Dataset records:
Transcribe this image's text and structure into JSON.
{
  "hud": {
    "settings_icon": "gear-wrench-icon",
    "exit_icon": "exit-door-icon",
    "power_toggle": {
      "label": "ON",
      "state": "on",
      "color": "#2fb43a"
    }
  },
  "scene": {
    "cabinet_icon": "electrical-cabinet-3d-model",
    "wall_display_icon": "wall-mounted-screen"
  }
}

▸ EXERCISE TASK:
Quote the data above in full, changing nothing.

▸ CORRECT RESPONSE:
Transcribe this image's text and structure into JSON.
{
  "hud": {
    "settings_icon": "gear-wrench-icon",
    "exit_icon": "exit-door-icon",
    "power_toggle": {
      "label": "ON",
      "state": "on",
      "color": "#2fb43a"
    }
  },
  "scene": {
    "cabinet_icon": "electrical-cabinet-3d-model",
    "wall_display_icon": "wall-mounted-screen"
  }
}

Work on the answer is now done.